**Stated exercise:** List each line holding the string "Hasanah".

--- Extracted data ---

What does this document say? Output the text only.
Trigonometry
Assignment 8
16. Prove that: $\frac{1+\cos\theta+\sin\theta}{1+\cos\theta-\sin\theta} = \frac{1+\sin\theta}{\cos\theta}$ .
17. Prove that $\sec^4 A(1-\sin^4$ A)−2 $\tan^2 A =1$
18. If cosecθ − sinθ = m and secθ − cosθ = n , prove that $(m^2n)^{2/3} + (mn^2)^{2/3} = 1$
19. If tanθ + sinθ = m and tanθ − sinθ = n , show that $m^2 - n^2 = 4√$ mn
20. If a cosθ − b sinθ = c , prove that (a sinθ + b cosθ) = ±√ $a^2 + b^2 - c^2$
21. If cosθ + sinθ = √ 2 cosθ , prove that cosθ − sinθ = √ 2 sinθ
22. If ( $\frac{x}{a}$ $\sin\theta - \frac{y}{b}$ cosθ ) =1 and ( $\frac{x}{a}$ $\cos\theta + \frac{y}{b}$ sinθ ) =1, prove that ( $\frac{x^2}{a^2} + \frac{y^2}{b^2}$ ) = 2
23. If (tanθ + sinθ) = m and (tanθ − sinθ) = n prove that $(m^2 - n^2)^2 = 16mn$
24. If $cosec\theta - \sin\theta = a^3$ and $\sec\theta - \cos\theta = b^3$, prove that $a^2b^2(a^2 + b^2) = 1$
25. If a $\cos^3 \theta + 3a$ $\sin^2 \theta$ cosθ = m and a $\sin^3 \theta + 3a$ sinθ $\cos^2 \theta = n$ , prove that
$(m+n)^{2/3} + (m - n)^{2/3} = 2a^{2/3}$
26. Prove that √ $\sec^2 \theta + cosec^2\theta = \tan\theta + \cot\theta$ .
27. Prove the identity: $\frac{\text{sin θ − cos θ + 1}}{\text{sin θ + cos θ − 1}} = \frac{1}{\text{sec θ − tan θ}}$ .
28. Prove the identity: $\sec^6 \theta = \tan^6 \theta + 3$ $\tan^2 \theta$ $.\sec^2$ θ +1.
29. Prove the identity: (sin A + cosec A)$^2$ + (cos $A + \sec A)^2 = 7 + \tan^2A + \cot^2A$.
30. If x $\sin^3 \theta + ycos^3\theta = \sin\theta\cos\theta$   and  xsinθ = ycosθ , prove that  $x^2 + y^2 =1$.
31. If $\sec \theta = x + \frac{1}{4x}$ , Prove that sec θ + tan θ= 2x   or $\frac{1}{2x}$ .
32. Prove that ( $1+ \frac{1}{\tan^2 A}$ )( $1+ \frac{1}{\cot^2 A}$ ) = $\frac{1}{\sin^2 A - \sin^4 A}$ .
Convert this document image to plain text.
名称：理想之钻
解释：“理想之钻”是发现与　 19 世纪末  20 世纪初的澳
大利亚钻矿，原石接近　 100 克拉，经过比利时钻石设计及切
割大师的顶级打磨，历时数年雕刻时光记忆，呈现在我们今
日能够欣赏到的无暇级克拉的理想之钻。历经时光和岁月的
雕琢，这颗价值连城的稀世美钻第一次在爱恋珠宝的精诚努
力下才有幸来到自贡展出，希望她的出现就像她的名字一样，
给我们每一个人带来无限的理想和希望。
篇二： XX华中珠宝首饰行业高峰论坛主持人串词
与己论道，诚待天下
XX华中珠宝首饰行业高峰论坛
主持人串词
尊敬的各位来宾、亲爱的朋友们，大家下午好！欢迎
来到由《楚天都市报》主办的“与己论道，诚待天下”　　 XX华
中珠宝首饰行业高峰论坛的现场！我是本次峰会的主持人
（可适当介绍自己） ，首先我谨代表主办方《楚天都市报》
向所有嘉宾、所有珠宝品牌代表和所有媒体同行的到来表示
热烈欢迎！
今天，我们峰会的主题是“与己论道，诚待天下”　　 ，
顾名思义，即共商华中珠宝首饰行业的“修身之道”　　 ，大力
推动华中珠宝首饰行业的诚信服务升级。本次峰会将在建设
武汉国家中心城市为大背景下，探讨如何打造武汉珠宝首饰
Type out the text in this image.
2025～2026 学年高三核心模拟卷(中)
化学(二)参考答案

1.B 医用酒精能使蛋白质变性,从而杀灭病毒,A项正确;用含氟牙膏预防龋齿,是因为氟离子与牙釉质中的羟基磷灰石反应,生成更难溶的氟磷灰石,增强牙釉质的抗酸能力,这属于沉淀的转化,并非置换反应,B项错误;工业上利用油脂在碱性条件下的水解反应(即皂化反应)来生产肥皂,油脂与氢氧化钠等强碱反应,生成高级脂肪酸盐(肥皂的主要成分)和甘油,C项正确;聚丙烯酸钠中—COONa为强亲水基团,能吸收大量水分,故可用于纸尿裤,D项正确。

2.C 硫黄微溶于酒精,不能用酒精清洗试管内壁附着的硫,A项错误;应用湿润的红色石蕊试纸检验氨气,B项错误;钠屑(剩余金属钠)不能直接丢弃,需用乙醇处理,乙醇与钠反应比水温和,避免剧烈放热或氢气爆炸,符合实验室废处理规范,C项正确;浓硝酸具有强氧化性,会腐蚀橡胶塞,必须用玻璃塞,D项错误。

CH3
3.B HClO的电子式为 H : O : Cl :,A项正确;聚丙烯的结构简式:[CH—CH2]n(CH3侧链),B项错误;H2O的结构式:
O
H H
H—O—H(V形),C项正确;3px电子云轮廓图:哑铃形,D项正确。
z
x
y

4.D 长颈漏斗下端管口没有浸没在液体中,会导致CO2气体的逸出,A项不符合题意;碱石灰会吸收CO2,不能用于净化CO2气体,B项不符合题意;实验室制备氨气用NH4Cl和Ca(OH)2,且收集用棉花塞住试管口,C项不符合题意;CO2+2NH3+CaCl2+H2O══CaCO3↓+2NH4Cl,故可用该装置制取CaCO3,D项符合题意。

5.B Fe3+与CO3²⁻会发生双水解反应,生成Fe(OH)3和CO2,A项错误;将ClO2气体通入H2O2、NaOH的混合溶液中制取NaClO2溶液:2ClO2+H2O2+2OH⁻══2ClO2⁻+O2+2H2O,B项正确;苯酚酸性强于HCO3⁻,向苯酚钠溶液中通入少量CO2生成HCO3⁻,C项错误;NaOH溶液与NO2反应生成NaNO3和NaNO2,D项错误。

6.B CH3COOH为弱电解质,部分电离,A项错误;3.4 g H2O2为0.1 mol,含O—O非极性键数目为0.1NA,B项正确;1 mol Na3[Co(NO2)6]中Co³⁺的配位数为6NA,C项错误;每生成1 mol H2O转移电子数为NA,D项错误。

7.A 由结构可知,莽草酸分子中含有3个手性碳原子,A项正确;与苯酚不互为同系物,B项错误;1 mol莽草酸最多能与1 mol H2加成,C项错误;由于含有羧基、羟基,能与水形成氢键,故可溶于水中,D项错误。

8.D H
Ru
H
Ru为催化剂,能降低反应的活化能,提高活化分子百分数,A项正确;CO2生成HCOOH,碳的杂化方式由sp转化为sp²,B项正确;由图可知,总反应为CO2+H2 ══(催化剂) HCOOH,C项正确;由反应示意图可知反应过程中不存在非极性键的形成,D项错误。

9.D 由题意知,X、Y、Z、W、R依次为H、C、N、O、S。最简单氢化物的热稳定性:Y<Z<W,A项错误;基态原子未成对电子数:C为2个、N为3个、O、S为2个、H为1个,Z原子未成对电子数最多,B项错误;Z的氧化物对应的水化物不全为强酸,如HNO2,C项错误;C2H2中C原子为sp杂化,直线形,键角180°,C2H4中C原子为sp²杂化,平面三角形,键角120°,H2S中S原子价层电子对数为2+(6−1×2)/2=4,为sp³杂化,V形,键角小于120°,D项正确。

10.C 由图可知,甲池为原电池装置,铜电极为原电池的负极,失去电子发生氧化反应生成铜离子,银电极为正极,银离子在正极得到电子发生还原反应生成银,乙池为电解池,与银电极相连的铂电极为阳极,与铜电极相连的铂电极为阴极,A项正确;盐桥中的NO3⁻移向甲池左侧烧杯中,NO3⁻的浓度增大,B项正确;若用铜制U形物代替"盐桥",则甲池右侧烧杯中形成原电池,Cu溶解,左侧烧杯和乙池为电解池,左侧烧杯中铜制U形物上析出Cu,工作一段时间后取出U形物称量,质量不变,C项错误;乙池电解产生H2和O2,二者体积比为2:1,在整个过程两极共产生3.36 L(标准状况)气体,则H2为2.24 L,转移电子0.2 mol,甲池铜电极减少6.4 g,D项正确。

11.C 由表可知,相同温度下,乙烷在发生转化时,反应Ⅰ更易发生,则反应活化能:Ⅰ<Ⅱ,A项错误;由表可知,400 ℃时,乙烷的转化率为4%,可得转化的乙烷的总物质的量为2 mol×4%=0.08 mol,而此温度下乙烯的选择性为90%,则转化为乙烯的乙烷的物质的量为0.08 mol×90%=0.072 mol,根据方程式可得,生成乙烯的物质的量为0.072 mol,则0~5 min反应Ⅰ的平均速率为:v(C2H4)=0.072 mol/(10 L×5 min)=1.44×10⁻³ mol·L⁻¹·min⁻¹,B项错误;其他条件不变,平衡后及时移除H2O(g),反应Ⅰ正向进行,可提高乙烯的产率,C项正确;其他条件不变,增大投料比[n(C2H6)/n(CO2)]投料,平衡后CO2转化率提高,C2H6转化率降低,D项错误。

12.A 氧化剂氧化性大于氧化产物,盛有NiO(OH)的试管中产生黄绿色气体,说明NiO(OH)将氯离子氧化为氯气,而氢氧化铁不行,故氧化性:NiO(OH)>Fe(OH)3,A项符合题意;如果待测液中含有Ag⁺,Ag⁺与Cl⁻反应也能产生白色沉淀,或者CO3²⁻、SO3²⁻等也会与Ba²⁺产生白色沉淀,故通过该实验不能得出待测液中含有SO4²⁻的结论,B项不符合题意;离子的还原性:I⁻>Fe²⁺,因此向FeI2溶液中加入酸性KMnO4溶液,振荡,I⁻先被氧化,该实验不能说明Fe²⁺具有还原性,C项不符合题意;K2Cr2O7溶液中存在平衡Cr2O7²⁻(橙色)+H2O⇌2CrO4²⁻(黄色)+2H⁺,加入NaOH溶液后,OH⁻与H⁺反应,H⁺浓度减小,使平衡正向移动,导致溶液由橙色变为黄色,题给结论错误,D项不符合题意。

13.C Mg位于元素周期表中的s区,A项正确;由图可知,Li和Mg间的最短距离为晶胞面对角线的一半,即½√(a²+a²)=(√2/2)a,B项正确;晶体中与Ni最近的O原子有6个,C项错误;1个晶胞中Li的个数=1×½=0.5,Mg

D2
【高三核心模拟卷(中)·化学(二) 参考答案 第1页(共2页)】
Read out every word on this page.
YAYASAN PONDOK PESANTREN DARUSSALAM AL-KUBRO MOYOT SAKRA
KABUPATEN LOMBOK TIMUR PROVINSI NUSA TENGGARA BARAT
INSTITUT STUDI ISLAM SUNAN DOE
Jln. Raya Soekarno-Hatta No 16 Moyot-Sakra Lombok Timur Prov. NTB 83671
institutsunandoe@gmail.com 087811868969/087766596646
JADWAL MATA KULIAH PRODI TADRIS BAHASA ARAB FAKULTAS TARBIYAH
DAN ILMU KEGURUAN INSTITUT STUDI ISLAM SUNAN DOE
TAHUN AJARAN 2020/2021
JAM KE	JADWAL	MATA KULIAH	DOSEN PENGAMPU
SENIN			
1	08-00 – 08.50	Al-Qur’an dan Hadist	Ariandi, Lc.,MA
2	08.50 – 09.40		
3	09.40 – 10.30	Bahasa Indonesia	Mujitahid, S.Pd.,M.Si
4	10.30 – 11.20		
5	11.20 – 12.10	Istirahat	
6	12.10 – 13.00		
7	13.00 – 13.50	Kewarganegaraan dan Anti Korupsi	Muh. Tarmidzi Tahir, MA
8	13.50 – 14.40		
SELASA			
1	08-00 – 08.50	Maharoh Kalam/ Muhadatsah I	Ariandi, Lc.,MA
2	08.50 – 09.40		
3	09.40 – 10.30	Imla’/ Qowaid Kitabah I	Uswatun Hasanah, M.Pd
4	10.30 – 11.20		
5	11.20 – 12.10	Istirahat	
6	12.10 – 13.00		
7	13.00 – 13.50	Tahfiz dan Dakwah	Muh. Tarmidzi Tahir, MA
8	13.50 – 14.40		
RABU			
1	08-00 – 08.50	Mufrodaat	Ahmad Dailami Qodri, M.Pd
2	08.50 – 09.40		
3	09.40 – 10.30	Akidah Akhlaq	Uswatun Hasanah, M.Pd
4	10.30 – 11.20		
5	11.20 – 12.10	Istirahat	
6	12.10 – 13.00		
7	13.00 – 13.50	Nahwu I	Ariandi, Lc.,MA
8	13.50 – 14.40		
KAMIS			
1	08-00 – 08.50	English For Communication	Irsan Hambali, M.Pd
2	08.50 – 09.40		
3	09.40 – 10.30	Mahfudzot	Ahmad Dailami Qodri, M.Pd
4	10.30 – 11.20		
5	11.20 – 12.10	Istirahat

---

**Task response:**
3	09.40 – 10.30	Imla’/ Qowaid Kitabah I	Uswatun Hasanah, M.Pd
3	09.40 – 10.30	Akidah Akhlaq	Uswatun Hasanah, M.Pd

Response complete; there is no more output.